— START OF Dataset records —

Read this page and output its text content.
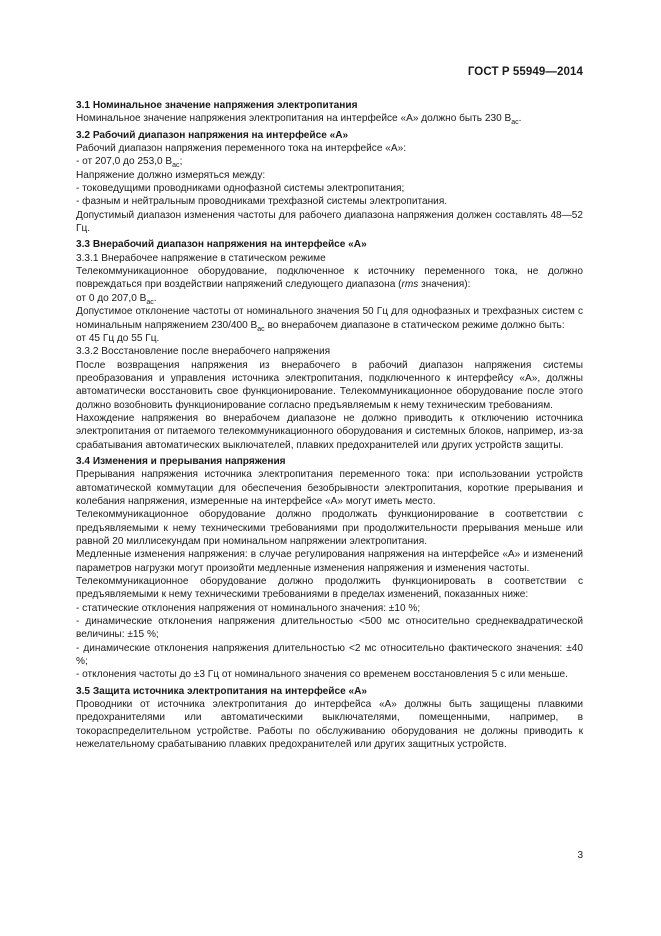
ГОСТ Р 55949—2014

3.1 Номинальное значение напряжения электропитания

Номинальное значение напряжения электропитания на интерфейсе «А» должно быть 230 $В_{ас}$.

3.2 Рабочий диапазон напряжения на интерфейсе «А»

Рабочий диапазон напряжения переменного тока на интерфейсе «А»:

- от 207,0 до 253,0 $В_{ас}$;

Напряжение должно измеряться между:

- токоведущими проводниками однофазной системы электропитания;

- фазным и нейтральным проводниками трехфазной системы электропитания.

Допустимый диапазон изменения частоты для рабочего диапазона напряжения должен составлять 48—52 Гц.

3.3 Внерабочий диапазон напряжения на интерфейсе «А»

3.3.1 Внерабочее напряжение в статическом режиме

Телекоммуникационное оборудование, подключенное к источнику переменного тока, не должно повреждаться при воздействии напряжений следующего диапазона (rms значения):

от 0 до 207,0 $В_{ас}$.

Допустимое отклонение частоты от номинального значения 50 Гц для однофазных и трехфазных систем с номинальным напряжением 230/400 $В_{ас}$ во внерабочем диапазоне в статическом режиме должно быть:

от 45 Гц до 55 Гц.

3.3.2 Восстановление после внерабочего напряжения

После возвращения напряжения из внерабочего в рабочий диапазон напряжения системы преобразования и управления источника электропитания, подключенного к интерфейсу «А», должны автоматически восстановить свое функционирование. Телекоммуникационное оборудование после этого должно возобновить функционирование согласно предъявляемым к нему техническим требованиям.

Нахождение напряжения во внерабочем диапазоне не должно приводить к отключению источника электропитания от питаемого телекоммуникационного оборудования и системных блоков, например, из-за срабатывания автоматических выключателей, плавких предохранителей или других устройств защиты.

3.4 Изменения и прерывания напряжения

Прерывания напряжения источника электропитания переменного тока: при использовании устройств автоматической коммутации для обеспечения безобрывности электропитания, короткие прерывания и колебания напряжения, измеренные на интерфейсе «А» могут иметь место.

Телекоммуникационное оборудование должно продолжать функционирование в соответствии с предъявляемыми к нему техническими требованиями при продолжительности прерывания меньше или равной 20 миллисекундам при номинальном напряжении электропитания.

Медленные изменения напряжения: в случае регулирования напряжения на интерфейсе «А» и изменений параметров нагрузки могут произойти медленные изменения напряжения и изменения частоты.

Телекоммуникационное оборудование должно продолжить функционировать в соответствии с предъявляемыми к нему техническими требованиями в пределах изменений, показанных ниже:

- статические отклонения напряжения от номинального значения: ±10 %;

- динамические отклонения напряжения длительностью <500 мс относительно среднеквадратической величины: ±15 %;

- динамические отклонения напряжения длительностью <2 мс относительно фактического значения: ±40 %;

- отклонения частоты до ±3 Гц от номинального значения со временем восстановления 5 с или меньше.

3.5 Защита источника электропитания на интерфейсе «А»

Проводники от источника электропитания до интерфейса «А» должны быть защищены плавкими предохранителями или автоматическими выключателями, помещенными, например, в токораспределительном устройстве. Работы по обслуживанию оборудования не должны приводить к нежелательному срабатыванию плавких предохранителей или других защитных устройств.

3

— END OF Dataset records —

> _Short exercise_:
Scan the lines for the string "длительностью". Copy out each line that matches.

> _Correct answer_:
- динамические отклонения напряжения длительностью <500 мс относительно среднеквадратической величины: ±15 %;
- динамические отклонения напряжения длительностью <2 мс относительно фактического значения: ±40 %;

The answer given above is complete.